>> BEGIN INPUT RECORDS

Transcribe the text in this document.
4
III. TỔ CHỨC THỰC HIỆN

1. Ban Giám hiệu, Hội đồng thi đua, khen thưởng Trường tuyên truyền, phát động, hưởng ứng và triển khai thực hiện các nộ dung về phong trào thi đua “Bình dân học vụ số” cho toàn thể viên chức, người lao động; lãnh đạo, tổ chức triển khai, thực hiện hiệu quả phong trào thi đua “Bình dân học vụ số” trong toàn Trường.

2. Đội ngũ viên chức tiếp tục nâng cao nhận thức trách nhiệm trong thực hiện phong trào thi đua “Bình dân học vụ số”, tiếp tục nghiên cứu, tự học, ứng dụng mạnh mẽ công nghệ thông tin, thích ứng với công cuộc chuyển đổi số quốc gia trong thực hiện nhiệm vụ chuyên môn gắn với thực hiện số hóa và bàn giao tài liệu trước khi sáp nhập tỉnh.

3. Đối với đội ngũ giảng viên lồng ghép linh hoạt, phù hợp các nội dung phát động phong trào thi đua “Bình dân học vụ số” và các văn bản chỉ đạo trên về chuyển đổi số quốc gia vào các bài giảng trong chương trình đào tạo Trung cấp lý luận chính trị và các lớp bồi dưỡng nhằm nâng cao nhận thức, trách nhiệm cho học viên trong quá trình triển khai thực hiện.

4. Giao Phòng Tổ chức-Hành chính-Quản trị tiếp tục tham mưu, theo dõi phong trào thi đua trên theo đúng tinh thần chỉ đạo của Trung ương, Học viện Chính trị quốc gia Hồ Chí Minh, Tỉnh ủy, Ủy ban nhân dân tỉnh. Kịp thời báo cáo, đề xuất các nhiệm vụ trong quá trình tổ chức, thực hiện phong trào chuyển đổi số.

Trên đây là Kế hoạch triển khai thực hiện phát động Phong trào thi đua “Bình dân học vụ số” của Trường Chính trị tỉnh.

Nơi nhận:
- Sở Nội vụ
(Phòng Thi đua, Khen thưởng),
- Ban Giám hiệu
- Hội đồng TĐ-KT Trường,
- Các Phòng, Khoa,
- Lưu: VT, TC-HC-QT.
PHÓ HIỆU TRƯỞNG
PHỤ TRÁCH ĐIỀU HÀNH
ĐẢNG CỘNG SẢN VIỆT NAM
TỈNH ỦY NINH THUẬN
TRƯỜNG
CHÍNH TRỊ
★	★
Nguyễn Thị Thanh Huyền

>> END INPUT RECORDS
>> BEGIN INPUT RECORDS

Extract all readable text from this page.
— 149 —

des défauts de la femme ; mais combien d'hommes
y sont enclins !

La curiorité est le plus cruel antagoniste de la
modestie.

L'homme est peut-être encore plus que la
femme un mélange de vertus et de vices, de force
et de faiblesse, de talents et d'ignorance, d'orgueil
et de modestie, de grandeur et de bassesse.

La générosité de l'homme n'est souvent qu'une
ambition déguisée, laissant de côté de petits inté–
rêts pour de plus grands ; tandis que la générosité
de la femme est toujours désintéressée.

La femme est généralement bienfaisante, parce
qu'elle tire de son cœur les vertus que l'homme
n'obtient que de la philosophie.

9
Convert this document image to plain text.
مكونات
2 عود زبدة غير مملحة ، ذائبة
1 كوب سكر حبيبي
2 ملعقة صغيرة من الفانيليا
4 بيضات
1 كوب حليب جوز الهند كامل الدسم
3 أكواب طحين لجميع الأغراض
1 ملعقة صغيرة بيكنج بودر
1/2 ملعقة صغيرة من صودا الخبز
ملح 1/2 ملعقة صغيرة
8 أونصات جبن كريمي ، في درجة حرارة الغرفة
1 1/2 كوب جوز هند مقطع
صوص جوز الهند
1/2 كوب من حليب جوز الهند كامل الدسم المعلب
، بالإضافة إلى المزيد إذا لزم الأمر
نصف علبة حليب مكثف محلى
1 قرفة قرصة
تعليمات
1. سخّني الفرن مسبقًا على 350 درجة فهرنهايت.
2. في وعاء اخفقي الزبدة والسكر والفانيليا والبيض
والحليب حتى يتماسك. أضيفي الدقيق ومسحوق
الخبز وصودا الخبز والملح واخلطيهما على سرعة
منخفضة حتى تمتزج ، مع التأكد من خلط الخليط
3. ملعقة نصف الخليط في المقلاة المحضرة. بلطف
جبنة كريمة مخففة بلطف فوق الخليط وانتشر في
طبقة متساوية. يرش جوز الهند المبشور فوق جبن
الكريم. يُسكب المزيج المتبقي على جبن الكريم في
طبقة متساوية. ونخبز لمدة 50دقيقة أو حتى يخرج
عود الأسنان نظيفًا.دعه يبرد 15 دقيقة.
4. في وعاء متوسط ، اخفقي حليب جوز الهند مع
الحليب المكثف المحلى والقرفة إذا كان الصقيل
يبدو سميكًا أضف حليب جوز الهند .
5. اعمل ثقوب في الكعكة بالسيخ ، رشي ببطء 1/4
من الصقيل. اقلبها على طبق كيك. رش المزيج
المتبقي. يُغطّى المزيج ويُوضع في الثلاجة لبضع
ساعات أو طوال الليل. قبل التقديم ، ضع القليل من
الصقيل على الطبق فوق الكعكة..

>> END INPUT RECORDS
>> BEGIN INPUT RECORDS

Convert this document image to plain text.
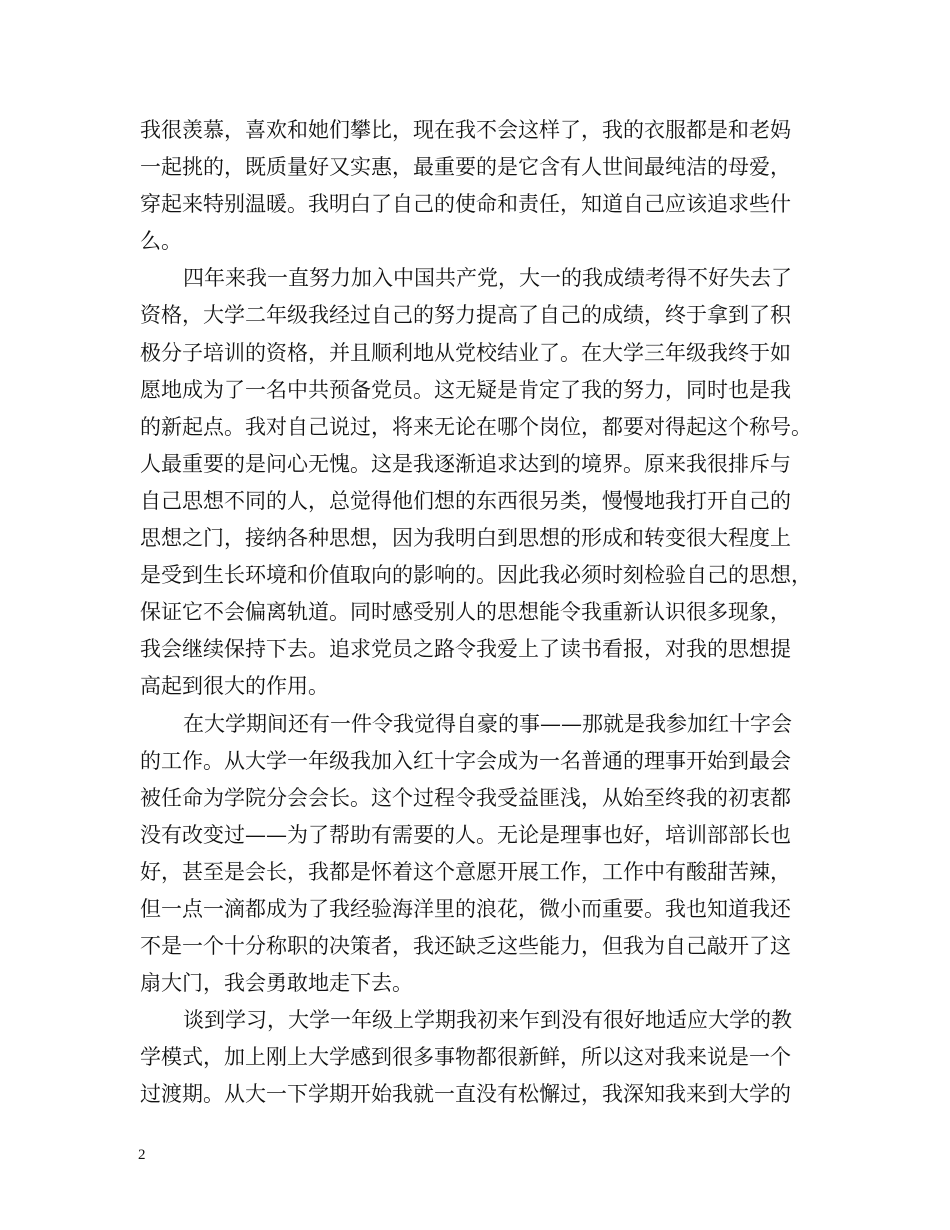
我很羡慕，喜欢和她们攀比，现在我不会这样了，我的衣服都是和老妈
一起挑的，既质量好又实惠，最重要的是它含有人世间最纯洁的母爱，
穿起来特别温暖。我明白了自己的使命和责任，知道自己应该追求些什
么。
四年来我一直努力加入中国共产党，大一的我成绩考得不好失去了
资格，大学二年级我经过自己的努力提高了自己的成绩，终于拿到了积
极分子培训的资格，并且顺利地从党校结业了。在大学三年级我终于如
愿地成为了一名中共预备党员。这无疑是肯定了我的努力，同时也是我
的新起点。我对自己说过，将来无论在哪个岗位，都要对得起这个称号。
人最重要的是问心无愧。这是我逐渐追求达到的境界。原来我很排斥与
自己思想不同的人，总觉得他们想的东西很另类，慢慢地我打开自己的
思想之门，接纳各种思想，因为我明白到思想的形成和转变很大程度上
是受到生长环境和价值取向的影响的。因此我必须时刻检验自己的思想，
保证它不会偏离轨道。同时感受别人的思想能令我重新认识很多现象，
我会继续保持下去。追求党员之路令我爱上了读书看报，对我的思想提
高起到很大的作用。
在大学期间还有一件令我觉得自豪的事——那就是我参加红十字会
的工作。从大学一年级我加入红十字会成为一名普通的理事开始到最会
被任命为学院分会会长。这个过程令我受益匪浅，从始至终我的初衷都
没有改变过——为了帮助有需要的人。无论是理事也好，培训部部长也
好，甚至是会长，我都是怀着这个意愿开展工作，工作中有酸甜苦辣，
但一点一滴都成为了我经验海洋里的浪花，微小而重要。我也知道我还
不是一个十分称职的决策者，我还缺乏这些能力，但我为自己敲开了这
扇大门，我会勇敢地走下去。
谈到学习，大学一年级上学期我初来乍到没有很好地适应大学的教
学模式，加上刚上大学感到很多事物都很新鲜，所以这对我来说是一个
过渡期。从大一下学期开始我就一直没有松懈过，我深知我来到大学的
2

>> END INPUT RECORDS

§ **STATED TASK**: Establish how many lines of the records contain the string "صغيرة" and state that number without elaboration.

§ **REPLY**: 4